**** INPUT DATA

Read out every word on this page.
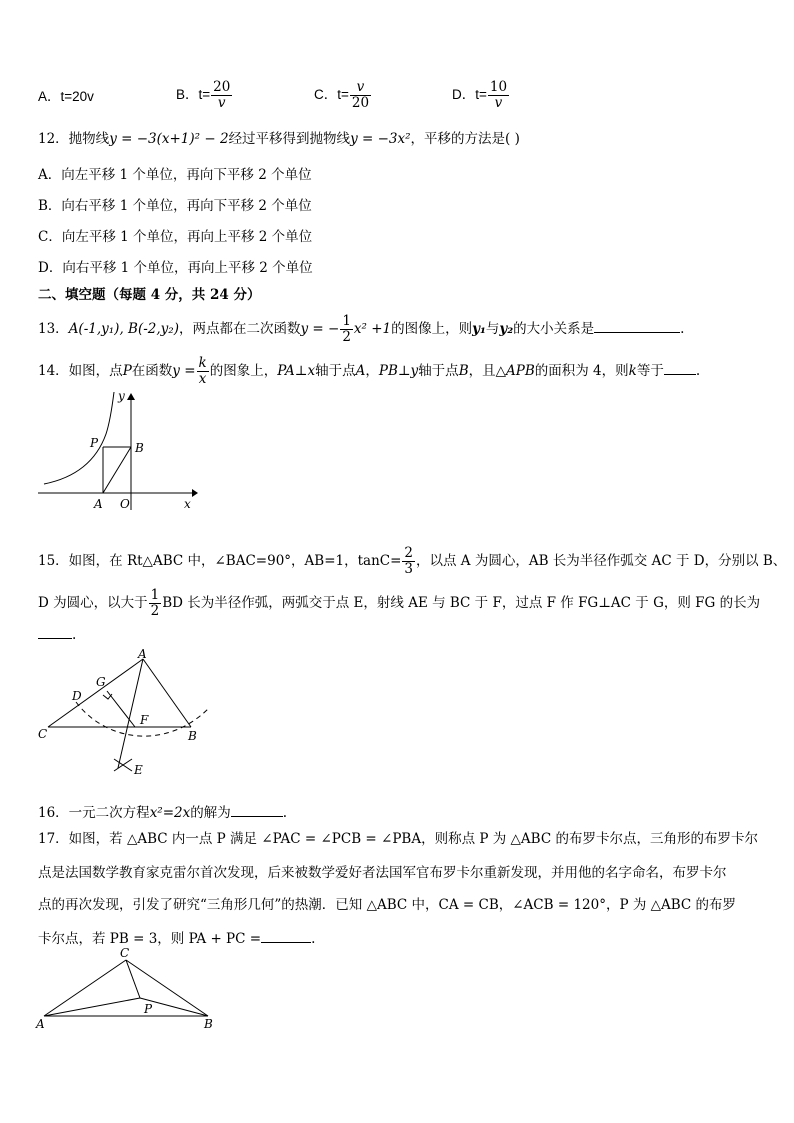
A．t=20v	B．$t= \frac{20}{v}$	C．$t= \frac{v}{20}$	D．$t= \frac{10}{v}$
12．抛物线y = −3(x+1)² − 2经过平移得到抛物线y = −3x²，平移的方法是( )
A．向左平移 1 个单位，再向下平移 2 个单位
B．向右平移 1 个单位，再向下平移 2 个单位
C．向左平移 1 个单位，再向上平移 2 个单位
D．向右平移 1 个单位，再向上平移 2 个单位
二、填空题（每题 4 分，共 24 分）
13．A(-1,y₁), B(-2,y₂)，两点都在二次函数y = − $\frac{1}{2} x^2 +1$的图像上，则y₁与y₂的大小关系是	.
14．如图，点P在函数$y = \frac{k}{x}$ 的图象上，PA⊥x轴于点A，PB⊥y轴于点B，且△APB的面积为 4，则k等于 .
y
P	B
A O	x
15．如图，在 Rt△ABC 中，∠BAC=90°，AB=1，$\tan C= \frac{2}{3}$ ，以点 A 为圆心，AB 长为半径作弧交 AC 于 D，分别以 B、
D 为圆心，以大于 $\frac{1}{2}$ BD 长为半径作弧，两弧交于点 E，射线 AE 与 BC 于 F，过点 F 作 FG⊥AC 于 G，则 FG 的长为
.
A
G
D
F
C	B
E
16．一元二次方程x²=2x的解为	.
17．如图，若 △ABC 内一点 P 满足 ∠PAC = ∠PCB = ∠PBA，则称点 P 为 △ABC 的布罗卡尔点，三角形的布罗卡尔
点是法国数学教育家克雷尔首次发现，后来被数学爱好者法国军官布罗卡尔重新发现，并用他的名字命名，布罗卡尔
点的再次发现，引发了研究“三角形几何”的热潮．已知 △ABC 中，CA = CB，∠ACB = 120°，P 为 △ABC 的布罗
卡尔点，若 PB = 3，则 PA + PC =	.
C
P
A	B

********

** PROBLEM REQUIREMENTS **
Repeat the data exactly, excluding the pictures.

** EXERCISE RESULT **
Read out every word on this page.
A．t=20v	B．$t= \frac{20}{v}$	C．$t= \frac{v}{20}$	D．$t= \frac{10}{v}$
12．抛物线y = −3(x+1)² − 2经过平移得到抛物线y = −3x²，平移的方法是( )
A．向左平移 1 个单位，再向下平移 2 个单位
B．向右平移 1 个单位，再向下平移 2 个单位
C．向左平移 1 个单位，再向上平移 2 个单位
D．向右平移 1 个单位，再向上平移 2 个单位
二、填空题（每题 4 分，共 24 分）
13．A(-1,y₁), B(-2,y₂)，两点都在二次函数y = − $\frac{1}{2} x^2 +1$的图像上，则y₁与y₂的大小关系是	.
14．如图，点P在函数$y = \frac{k}{x}$ 的图象上，PA⊥x轴于点A，PB⊥y轴于点B，且△APB的面积为 4，则k等于 .
y
P	B
A O	x
15．如图，在 Rt△ABC 中，∠BAC=90°，AB=1，$\tan C= \frac{2}{3}$ ，以点 A 为圆心，AB 长为半径作弧交 AC 于 D，分别以 B、
D 为圆心，以大于 $\frac{1}{2}$ BD 长为半径作弧，两弧交于点 E，射线 AE 与 BC 于 F，过点 F 作 FG⊥AC 于 G，则 FG 的长为
.
A
G
D
F
C	B
E
16．一元二次方程x²=2x的解为	.
17．如图，若 △ABC 内一点 P 满足 ∠PAC = ∠PCB = ∠PBA，则称点 P 为 △ABC 的布罗卡尔点，三角形的布罗卡尔
点是法国数学教育家克雷尔首次发现，后来被数学爱好者法国军官布罗卡尔重新发现，并用他的名字命名，布罗卡尔
点的再次发现，引发了研究“三角形几何”的热潮．已知 △ABC 中，CA = CB，∠ACB = 120°，P 为 △ABC 的布罗
卡尔点，若 PB = 3，则 PA + PC =	.
C
P
A	B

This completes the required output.